>> Start INFORMATION PROVIDED

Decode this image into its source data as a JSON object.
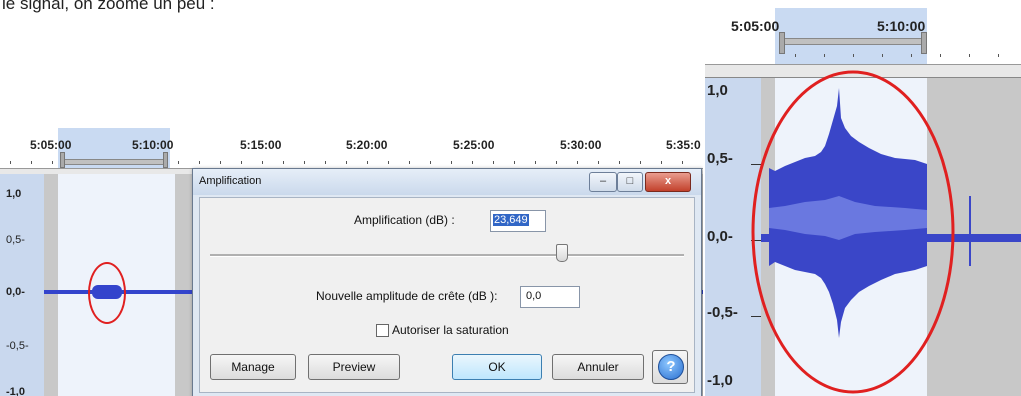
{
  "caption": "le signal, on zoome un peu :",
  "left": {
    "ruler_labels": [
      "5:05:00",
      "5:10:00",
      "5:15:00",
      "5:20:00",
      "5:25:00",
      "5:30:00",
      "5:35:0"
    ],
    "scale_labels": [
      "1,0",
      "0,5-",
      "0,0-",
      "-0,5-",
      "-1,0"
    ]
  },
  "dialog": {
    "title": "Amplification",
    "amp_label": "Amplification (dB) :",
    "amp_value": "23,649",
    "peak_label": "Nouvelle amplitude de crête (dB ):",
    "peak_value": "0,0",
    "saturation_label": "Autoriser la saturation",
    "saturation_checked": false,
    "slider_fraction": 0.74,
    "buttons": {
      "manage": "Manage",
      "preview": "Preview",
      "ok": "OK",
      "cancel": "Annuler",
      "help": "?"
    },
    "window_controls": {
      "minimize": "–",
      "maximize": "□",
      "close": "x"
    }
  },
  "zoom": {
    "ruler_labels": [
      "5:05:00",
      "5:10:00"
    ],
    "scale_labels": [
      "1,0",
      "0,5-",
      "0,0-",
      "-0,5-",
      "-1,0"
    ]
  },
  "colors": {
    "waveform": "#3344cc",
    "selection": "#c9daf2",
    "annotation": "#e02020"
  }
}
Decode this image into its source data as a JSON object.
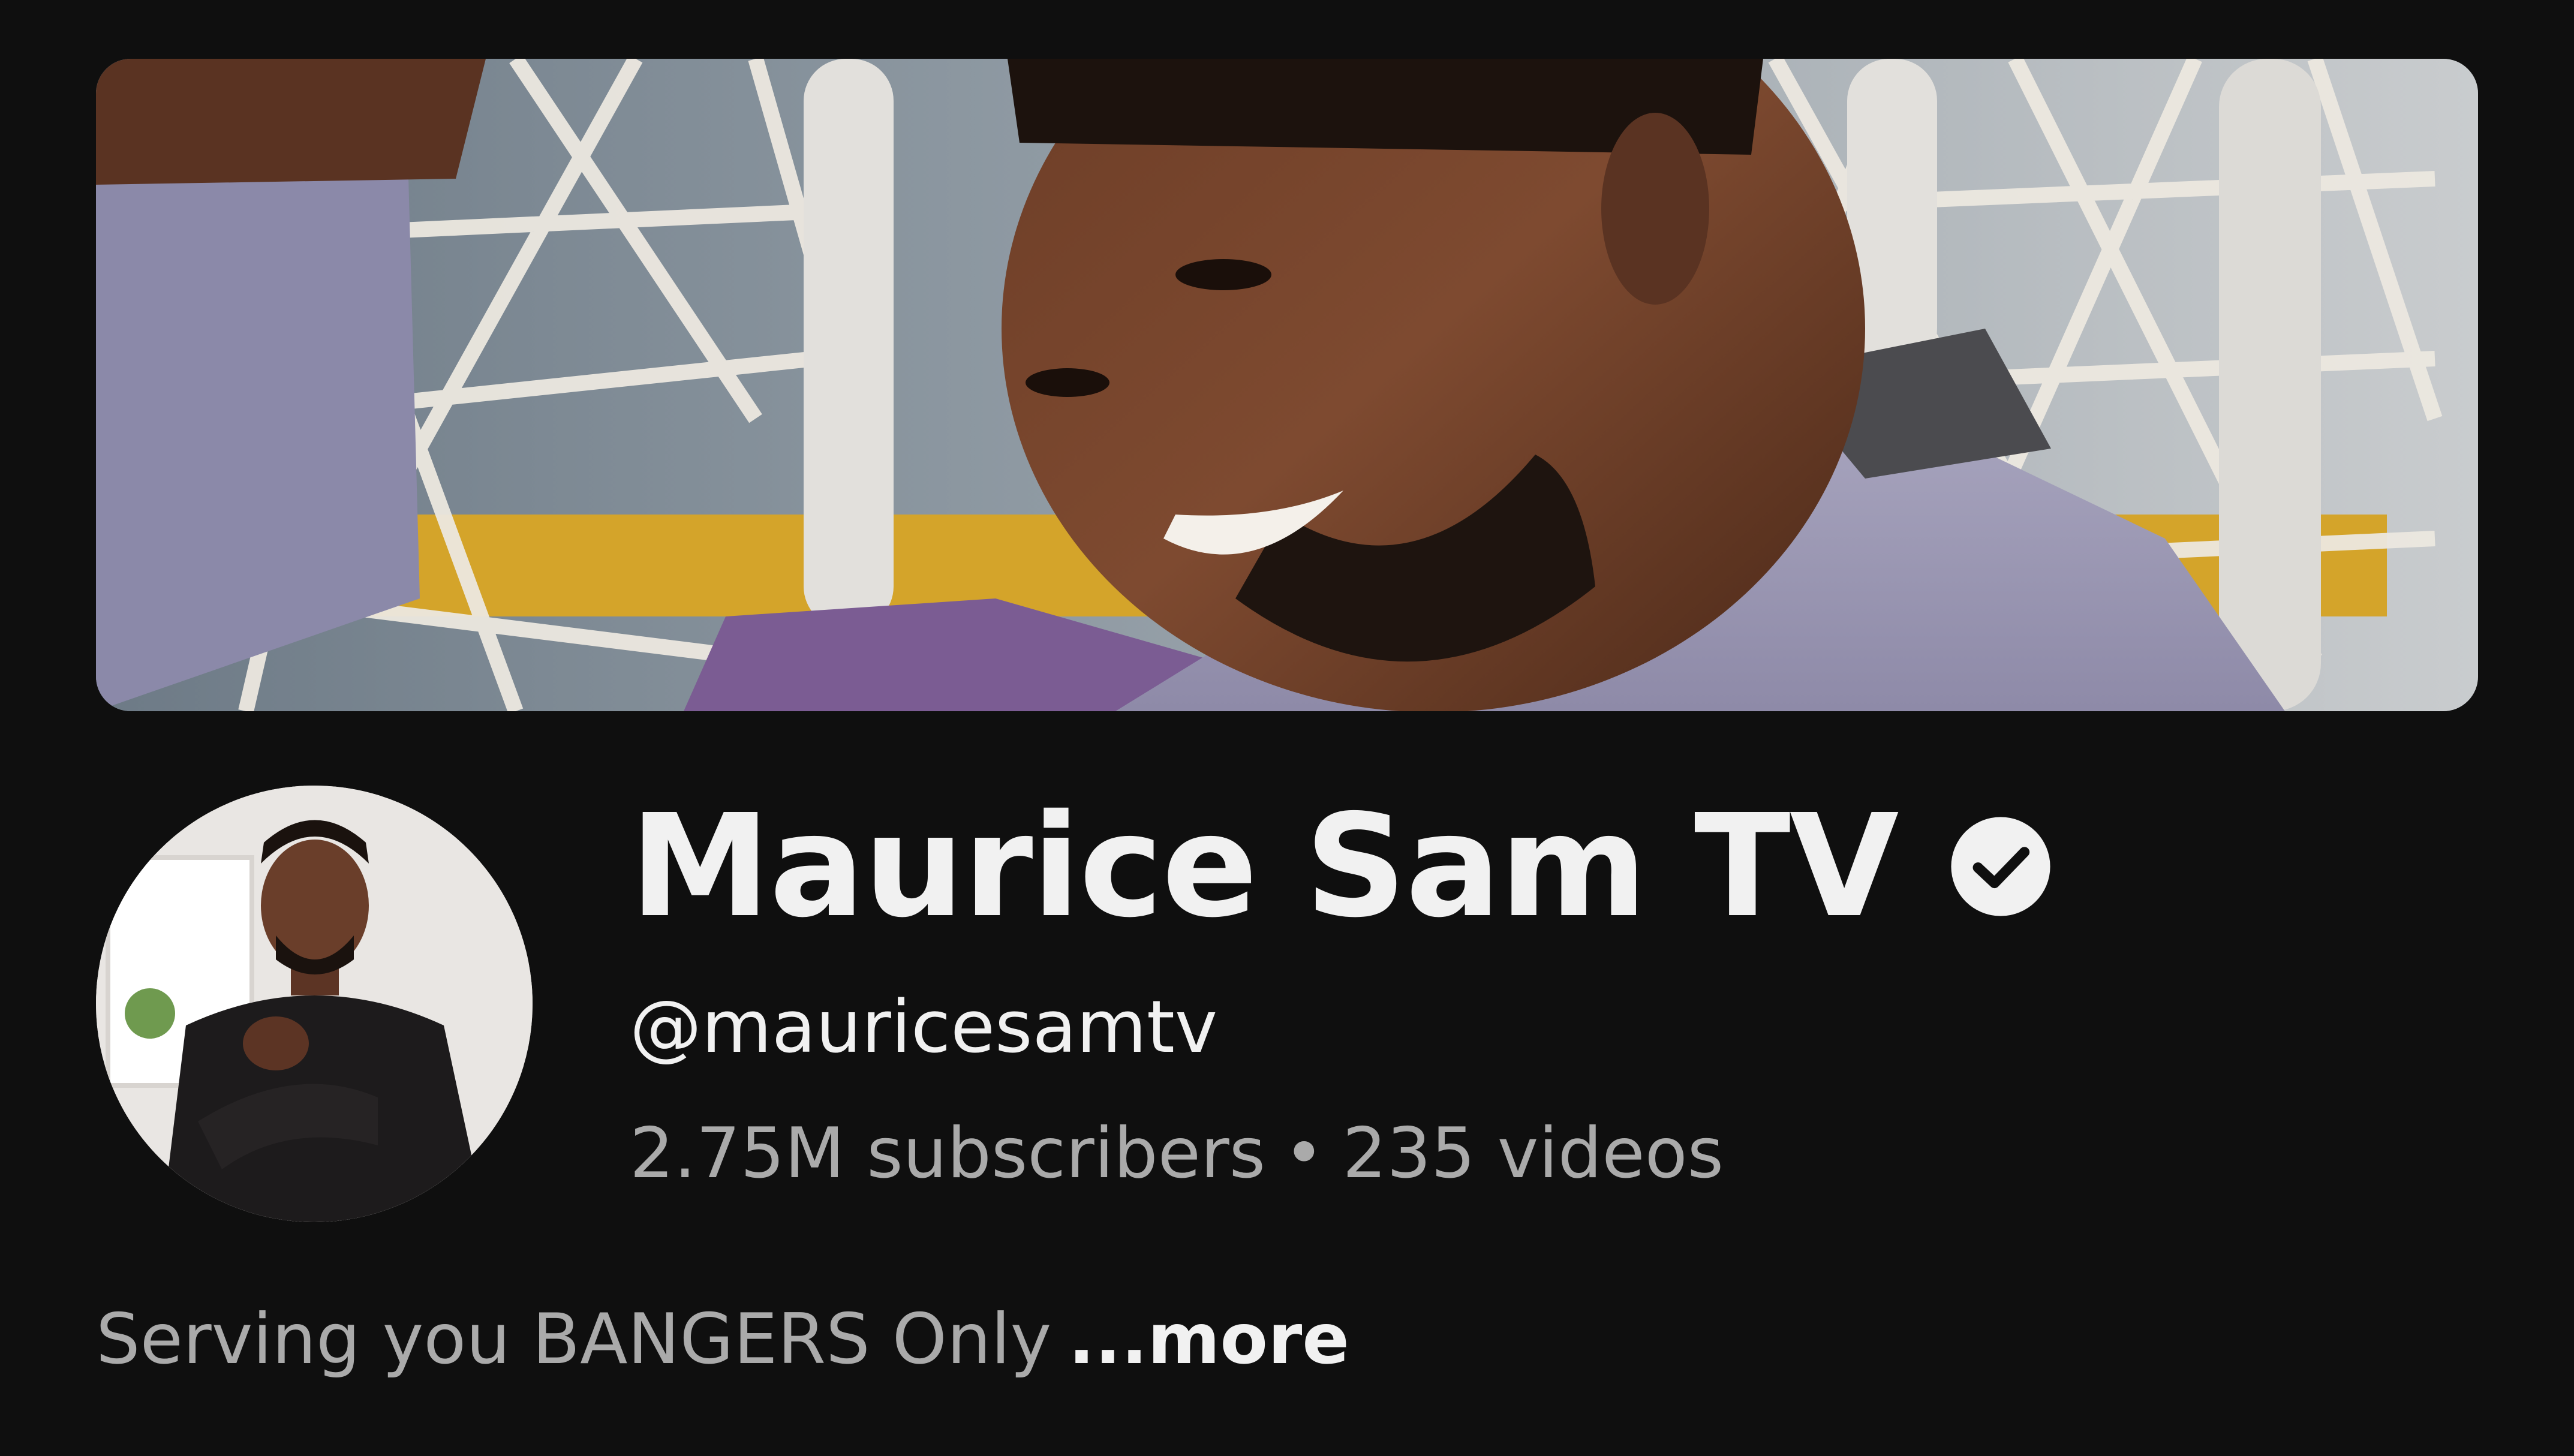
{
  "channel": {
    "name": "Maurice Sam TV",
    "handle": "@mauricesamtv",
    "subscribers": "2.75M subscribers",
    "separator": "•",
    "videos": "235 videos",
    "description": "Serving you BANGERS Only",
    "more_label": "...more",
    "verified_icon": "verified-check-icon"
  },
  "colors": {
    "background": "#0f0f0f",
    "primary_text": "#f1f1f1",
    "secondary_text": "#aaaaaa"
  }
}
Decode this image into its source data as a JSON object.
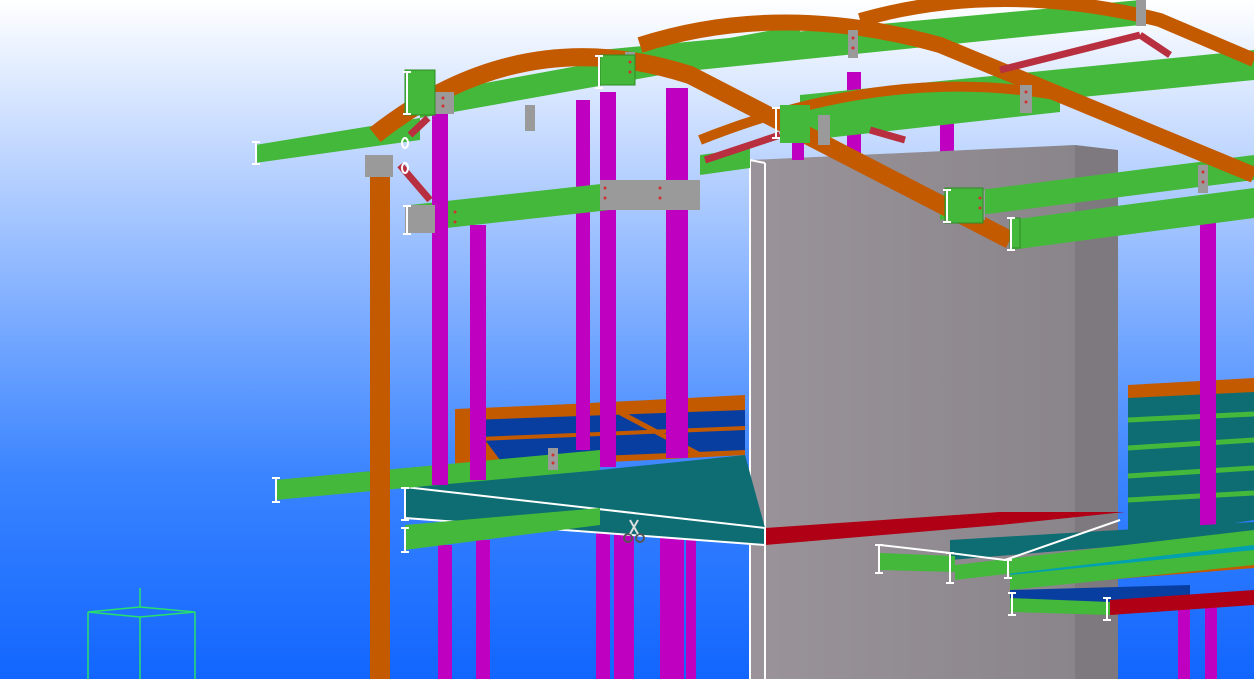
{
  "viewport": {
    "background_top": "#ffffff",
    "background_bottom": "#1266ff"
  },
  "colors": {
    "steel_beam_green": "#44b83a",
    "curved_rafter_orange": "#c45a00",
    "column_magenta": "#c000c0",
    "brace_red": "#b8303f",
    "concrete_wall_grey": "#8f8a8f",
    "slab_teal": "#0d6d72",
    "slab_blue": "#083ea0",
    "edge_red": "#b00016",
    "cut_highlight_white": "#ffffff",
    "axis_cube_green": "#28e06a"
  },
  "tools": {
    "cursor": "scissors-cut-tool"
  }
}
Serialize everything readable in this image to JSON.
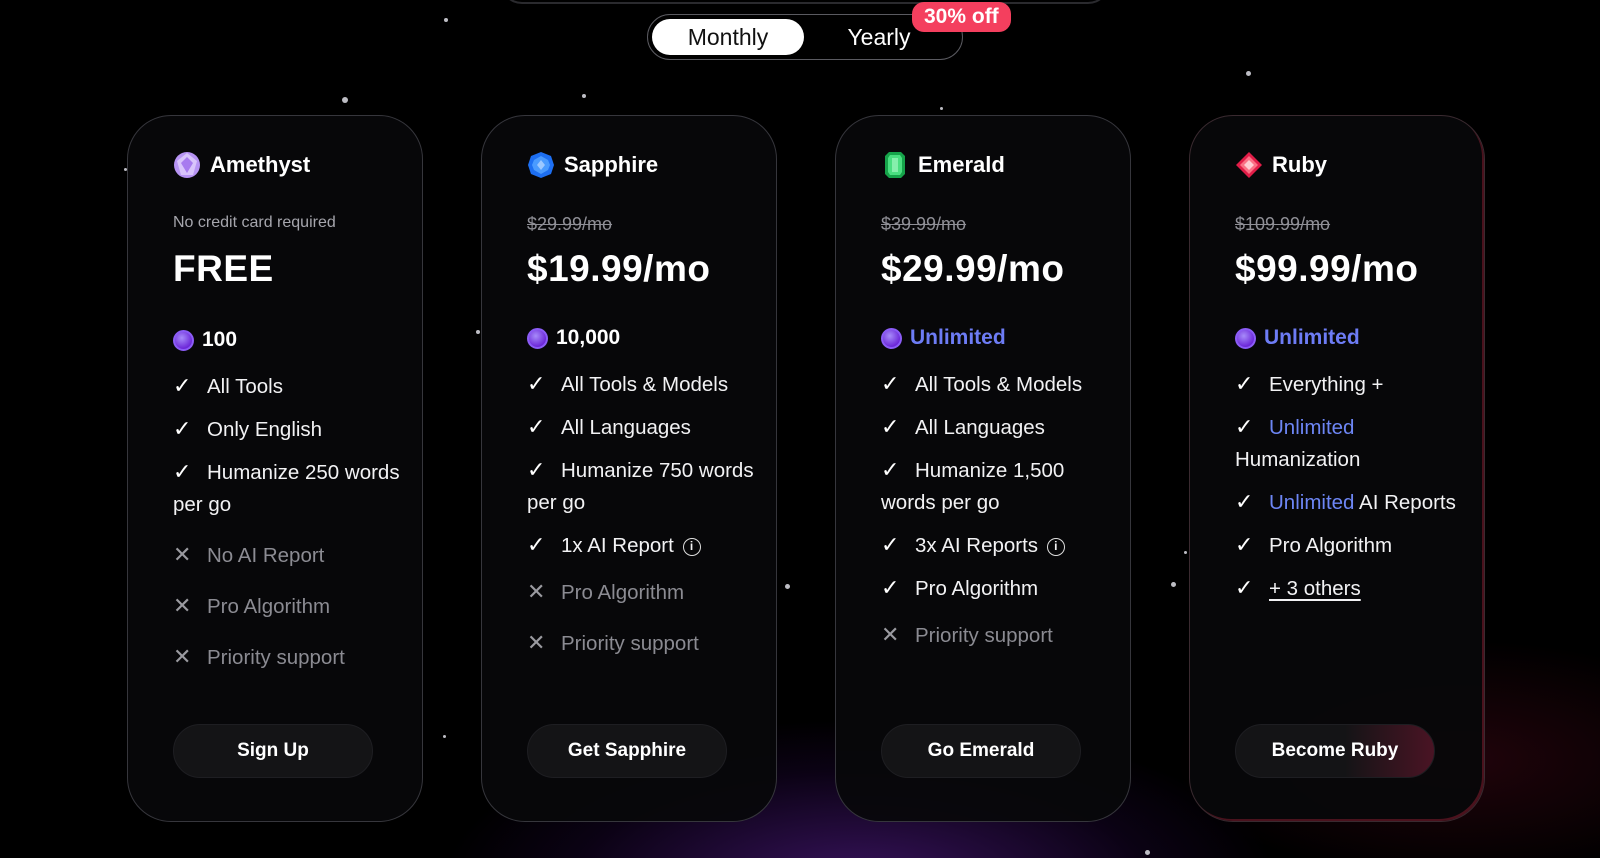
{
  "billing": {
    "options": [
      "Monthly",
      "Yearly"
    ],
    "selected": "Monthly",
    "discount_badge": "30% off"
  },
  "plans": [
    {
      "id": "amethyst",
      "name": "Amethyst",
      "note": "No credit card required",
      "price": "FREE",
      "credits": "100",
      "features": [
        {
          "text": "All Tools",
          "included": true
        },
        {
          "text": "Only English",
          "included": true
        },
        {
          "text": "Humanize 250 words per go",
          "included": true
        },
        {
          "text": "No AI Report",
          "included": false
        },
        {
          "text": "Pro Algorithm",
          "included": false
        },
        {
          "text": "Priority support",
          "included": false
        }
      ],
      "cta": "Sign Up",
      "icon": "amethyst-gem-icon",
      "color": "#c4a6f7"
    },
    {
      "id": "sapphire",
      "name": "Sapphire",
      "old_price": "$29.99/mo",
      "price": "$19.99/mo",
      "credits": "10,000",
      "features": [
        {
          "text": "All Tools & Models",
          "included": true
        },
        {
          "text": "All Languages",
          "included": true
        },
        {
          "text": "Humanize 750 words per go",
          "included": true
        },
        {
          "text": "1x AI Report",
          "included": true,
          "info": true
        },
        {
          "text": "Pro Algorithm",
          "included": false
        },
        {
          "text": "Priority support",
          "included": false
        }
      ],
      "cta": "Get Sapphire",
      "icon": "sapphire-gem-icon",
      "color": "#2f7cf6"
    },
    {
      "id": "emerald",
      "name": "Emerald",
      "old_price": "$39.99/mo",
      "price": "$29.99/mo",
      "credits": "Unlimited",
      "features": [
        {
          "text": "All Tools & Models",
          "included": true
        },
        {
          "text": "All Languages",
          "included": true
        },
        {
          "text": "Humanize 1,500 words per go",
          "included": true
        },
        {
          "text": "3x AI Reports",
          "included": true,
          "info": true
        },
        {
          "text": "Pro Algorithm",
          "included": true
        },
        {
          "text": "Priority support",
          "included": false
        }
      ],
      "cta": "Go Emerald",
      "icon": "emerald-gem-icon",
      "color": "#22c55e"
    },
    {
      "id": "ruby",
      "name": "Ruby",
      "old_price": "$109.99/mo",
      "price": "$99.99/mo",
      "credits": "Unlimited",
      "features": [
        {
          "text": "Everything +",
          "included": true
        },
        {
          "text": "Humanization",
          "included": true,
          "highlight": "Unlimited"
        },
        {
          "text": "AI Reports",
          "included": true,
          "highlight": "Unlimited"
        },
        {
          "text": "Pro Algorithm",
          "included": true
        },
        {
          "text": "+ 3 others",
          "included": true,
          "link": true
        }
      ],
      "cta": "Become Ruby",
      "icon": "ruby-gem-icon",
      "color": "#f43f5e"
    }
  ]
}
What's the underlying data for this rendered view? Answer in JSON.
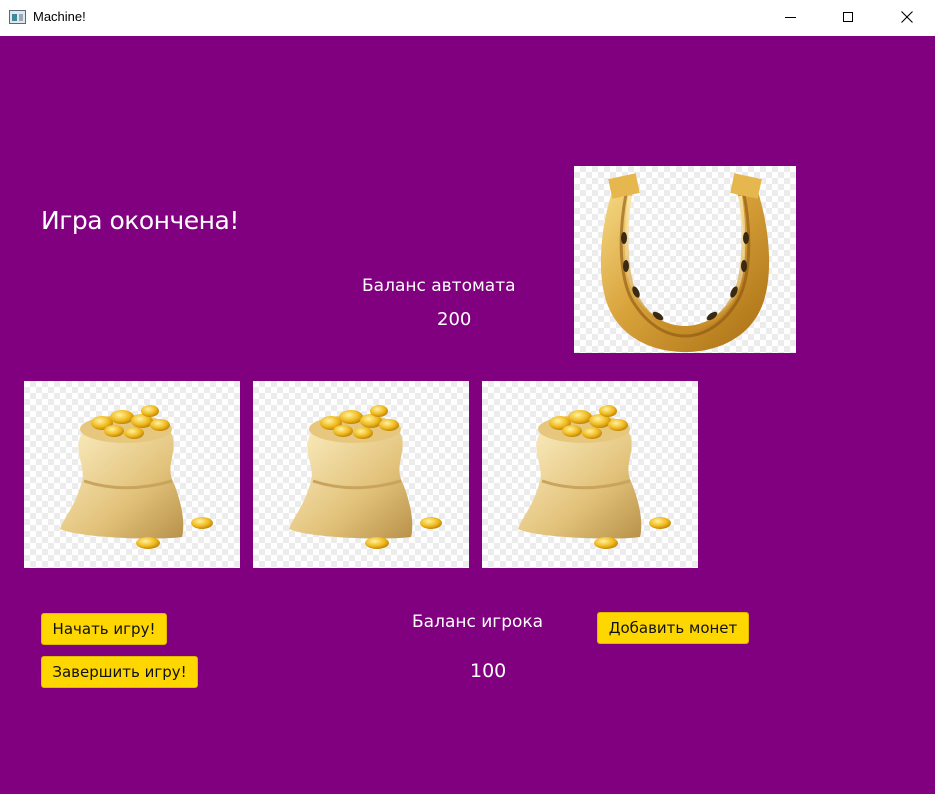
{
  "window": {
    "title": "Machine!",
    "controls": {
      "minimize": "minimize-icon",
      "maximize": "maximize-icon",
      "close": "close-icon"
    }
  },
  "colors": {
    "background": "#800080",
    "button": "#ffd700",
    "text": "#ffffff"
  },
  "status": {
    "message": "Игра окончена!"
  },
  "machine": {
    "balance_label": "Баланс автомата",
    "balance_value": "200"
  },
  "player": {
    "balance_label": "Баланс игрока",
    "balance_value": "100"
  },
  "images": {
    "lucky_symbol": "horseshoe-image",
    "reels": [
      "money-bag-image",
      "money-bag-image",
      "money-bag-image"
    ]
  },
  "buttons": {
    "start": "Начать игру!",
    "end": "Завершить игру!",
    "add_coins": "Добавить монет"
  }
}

>> End INFORMATION PROVIDED

TASK REQUIREMENTS
Without any pictures, write out the lines running from the one containing "What's the underlying" through the end of the listing above, both included, exactly as given.

RESULT BELOW
What's the underlying data for this rendered view? Answer in JSON.
{
  "window": {
    "title": "Machine!",
    "controls": {
      "minimize": "minimize-icon",
      "maximize": "maximize-icon",
      "close": "close-icon"
    }
  },
  "colors": {
    "background": "#800080",
    "button": "#ffd700",
    "text": "#ffffff"
  },
  "status": {
    "message": "Игра окончена!"
  },
  "machine": {
    "balance_label": "Баланс автомата",
    "balance_value": "200"
  },
  "player": {
    "balance_label": "Баланс игрока",
    "balance_value": "100"
  },
  "images": {
    "lucky_symbol": "horseshoe-image",
    "reels": [
      "money-bag-image",
      "money-bag-image",
      "money-bag-image"
    ]
  },
  "buttons": {
    "start": "Начать игру!",
    "end": "Завершить игру!",
    "add_coins": "Добавить монет"
  }
}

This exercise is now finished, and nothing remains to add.